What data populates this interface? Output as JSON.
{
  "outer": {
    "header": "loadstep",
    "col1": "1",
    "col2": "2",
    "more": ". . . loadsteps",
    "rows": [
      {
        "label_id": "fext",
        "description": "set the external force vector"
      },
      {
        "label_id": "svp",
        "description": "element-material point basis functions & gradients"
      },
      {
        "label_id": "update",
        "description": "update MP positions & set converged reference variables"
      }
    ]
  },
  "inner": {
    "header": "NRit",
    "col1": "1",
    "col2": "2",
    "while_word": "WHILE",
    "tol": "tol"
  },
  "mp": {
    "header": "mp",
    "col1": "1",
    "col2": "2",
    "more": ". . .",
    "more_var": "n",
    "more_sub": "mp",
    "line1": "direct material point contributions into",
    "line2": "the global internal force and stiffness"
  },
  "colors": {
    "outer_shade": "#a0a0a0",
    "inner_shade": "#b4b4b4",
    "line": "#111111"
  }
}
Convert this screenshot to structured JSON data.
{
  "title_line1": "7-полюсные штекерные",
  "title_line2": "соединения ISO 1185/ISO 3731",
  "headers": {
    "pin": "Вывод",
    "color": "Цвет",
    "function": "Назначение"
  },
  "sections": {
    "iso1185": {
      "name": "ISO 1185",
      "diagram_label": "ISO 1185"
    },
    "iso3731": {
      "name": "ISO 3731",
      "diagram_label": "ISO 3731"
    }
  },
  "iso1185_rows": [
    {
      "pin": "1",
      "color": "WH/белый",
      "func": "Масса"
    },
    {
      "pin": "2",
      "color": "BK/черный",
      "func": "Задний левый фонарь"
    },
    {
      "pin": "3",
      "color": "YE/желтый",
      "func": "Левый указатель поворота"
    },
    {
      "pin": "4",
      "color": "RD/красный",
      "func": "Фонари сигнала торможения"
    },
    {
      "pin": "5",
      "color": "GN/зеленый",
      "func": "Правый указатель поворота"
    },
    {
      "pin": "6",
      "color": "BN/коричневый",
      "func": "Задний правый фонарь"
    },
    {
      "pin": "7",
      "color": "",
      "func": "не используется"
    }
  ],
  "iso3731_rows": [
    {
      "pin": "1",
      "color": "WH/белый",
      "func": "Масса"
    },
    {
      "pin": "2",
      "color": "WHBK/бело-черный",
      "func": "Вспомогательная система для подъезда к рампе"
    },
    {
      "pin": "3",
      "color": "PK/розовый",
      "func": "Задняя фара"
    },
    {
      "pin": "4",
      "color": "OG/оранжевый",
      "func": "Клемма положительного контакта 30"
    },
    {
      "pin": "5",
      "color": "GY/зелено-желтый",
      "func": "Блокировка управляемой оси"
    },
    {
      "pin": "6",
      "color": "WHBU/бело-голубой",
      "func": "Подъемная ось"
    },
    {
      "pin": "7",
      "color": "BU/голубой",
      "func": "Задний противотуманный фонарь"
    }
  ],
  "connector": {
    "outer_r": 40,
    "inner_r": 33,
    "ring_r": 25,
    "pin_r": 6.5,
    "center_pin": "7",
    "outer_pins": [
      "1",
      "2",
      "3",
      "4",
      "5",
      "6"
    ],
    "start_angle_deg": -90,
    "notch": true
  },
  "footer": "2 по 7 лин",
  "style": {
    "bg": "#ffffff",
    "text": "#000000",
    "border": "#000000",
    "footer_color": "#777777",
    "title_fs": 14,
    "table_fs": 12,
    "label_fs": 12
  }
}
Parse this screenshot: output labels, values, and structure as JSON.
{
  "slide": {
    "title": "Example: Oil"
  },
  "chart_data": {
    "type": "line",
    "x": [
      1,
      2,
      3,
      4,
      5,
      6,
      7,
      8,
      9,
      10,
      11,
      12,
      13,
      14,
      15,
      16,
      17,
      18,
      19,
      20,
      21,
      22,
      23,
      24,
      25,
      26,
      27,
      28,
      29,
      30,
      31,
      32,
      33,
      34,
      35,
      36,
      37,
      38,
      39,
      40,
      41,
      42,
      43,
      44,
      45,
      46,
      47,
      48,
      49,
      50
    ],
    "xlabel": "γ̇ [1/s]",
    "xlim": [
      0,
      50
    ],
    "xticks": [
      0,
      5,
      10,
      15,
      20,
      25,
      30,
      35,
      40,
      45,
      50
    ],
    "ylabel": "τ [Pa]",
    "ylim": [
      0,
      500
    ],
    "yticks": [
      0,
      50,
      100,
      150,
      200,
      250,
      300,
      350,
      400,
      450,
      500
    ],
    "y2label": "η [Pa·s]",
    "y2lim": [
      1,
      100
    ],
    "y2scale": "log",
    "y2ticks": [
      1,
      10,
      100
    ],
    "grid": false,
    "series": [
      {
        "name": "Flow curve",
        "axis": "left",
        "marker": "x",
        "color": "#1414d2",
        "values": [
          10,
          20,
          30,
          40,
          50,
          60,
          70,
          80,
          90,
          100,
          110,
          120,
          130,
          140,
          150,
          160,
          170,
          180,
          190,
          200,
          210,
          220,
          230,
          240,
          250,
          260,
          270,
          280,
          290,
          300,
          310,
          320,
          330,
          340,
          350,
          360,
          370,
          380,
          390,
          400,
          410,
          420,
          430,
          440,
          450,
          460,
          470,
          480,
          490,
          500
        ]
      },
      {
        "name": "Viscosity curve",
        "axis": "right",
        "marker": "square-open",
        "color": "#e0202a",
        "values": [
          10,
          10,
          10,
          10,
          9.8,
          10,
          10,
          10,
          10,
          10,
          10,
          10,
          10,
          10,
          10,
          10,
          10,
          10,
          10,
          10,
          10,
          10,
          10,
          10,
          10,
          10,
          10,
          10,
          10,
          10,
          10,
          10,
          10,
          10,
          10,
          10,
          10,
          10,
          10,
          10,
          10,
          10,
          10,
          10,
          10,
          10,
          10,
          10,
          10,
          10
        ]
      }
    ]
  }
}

**Given task**
Write the listing out again, exactly as it reads.

**Correct output**
What data populates this interface? Output as JSON.
{
  "outer": {
    "header": "loadstep",
    "col1": "1",
    "col2": "2",
    "more": ". . . loadsteps",
    "rows": [
      {
        "label_id": "fext",
        "description": "set the external force vector"
      },
      {
        "label_id": "svp",
        "description": "element-material point basis functions & gradients"
      },
      {
        "label_id": "update",
        "description": "update MP positions & set converged reference variables"
      }
    ]
  },
  "inner": {
    "header": "NRit",
    "col1": "1",
    "col2": "2",
    "while_word": "WHILE",
    "tol": "tol"
  },
  "mp": {
    "header": "mp",
    "col1": "1",
    "col2": "2",
    "more": ". . .",
    "more_var": "n",
    "more_sub": "mp",
    "line1": "direct material point contributions into",
    "line2": "the global internal force and stiffness"
  },
  "colors": {
    "outer_shade": "#a0a0a0",
    "inner_shade": "#b4b4b4",
    "line": "#111111"
  }
}
Convert this screenshot to structured JSON data.
{
  "title_line1": "7-полюсные штекерные",
  "title_line2": "соединения ISO 1185/ISO 3731",
  "headers": {
    "pin": "Вывод",
    "color": "Цвет",
    "function": "Назначение"
  },
  "sections": {
    "iso1185": {
      "name": "ISO 1185",
      "diagram_label": "ISO 1185"
    },
    "iso3731": {
      "name": "ISO 3731",
      "diagram_label": "ISO 3731"
    }
  },
  "iso1185_rows": [
    {
      "pin": "1",
      "color": "WH/белый",
      "func": "Масса"
    },
    {
      "pin": "2",
      "color": "BK/черный",
      "func": "Задний левый фонарь"
    },
    {
      "pin": "3",
      "color": "YE/желтый",
      "func": "Левый указатель поворота"
    },
    {
      "pin": "4",
      "color": "RD/красный",
      "func": "Фонари сигнала торможения"
    },
    {
      "pin": "5",
      "color": "GN/зеленый",
      "func": "Правый указатель поворота"
    },
    {
      "pin": "6",
      "color": "BN/коричневый",
      "func": "Задний правый фонарь"
    },
    {
      "pin": "7",
      "color": "",
      "func": "не используется"
    }
  ],
  "iso3731_rows": [
    {
      "pin": "1",
      "color": "WH/белый",
      "func": "Масса"
    },
    {
      "pin": "2",
      "color": "WHBK/бело-черный",
      "func": "Вспомогательная система для подъезда к рампе"
    },
    {
      "pin": "3",
      "color": "PK/розовый",
      "func": "Задняя фара"
    },
    {
      "pin": "4",
      "color": "OG/оранжевый",
      "func": "Клемма положительного контакта 30"
    },
    {
      "pin": "5",
      "color": "GY/зелено-желтый",
      "func": "Блокировка управляемой оси"
    },
    {
      "pin": "6",
      "color": "WHBU/бело-голубой",
      "func": "Подъемная ось"
    },
    {
      "pin": "7",
      "color": "BU/голубой",
      "func": "Задний противотуманный фонарь"
    }
  ],
  "connector": {
    "outer_r": 40,
    "inner_r": 33,
    "ring_r": 25,
    "pin_r": 6.5,
    "center_pin": "7",
    "outer_pins": [
      "1",
      "2",
      "3",
      "4",
      "5",
      "6"
    ],
    "start_angle_deg": -90,
    "notch": true
  },
  "footer": "2 по 7 лин",
  "style": {
    "bg": "#ffffff",
    "text": "#000000",
    "border": "#000000",
    "footer_color": "#777777",
    "title_fs": 14,
    "table_fs": 12,
    "label_fs": 12
  }
}
Parse this screenshot: output labels, values, and structure as JSON.
{
  "slide": {
    "title": "Example: Oil"
  },
  "chart_data": {
    "type": "line",
    "x": [
      1,
      2,
      3,
      4,
      5,
      6,
      7,
      8,
      9,
      10,
      11,
      12,
      13,
      14,
      15,
      16,
      17,
      18,
      19,
      20,
      21,
      22,
      23,
      24,
      25,
      26,
      27,
      28,
      29,
      30,
      31,
      32,
      33,
      34,
      35,
      36,
      37,
      38,
      39,
      40,
      41,
      42,
      43,
      44,
      45,
      46,
      47,
      48,
      49,
      50
    ],
    "xlabel": "γ̇ [1/s]",
    "xlim": [
      0,
      50
    ],
    "xticks": [
      0,
      5,
      10,
      15,
      20,
      25,
      30,
      35,
      40,
      45,
      50
    ],
    "ylabel": "τ [Pa]",
    "ylim": [
      0,
      500
    ],
    "yticks": [
      0,
      50,
      100,
      150,
      200,
      250,
      300,
      350,
      400,
      450,
      500
    ],
    "y2label": "η [Pa·s]",
    "y2lim": [
      1,
      100
    ],
    "y2scale": "log",
    "y2ticks": [
      1,
      10,
      100
    ],
    "grid": false,
    "series": [
      {
        "name": "Flow curve",
        "axis": "left",
        "marker": "x",
        "color": "#1414d2",
        "values": [
          10,
          20,
          30,
          40,
          50,
          60,
          70,
          80,
          90,
          100,
          110,
          120,
          130,
          140,
          150,
          160,
          170,
          180,
          190,
          200,
          210,
          220,
          230,
          240,
          250,
          260,
          270,
          280,
          290,
          300,
          310,
          320,
          330,
          340,
          350,
          360,
          370,
          380,
          390,
          400,
          410,
          420,
          430,
          440,
          450,
          460,
          470,
          480,
          490,
          500
        ]
      },
      {
        "name": "Viscosity curve",
        "axis": "right",
        "marker": "square-open",
        "color": "#e0202a",
        "values": [
          10,
          10,
          10,
          10,
          9.8,
          10,
          10,
          10,
          10,
          10,
          10,
          10,
          10,
          10,
          10,
          10,
          10,
          10,
          10,
          10,
          10,
          10,
          10,
          10,
          10,
          10,
          10,
          10,
          10,
          10,
          10,
          10,
          10,
          10,
          10,
          10,
          10,
          10,
          10,
          10,
          10,
          10,
          10,
          10,
          10,
          10,
          10,
          10,
          10,
          10
        ]
      }
    ]
  }
}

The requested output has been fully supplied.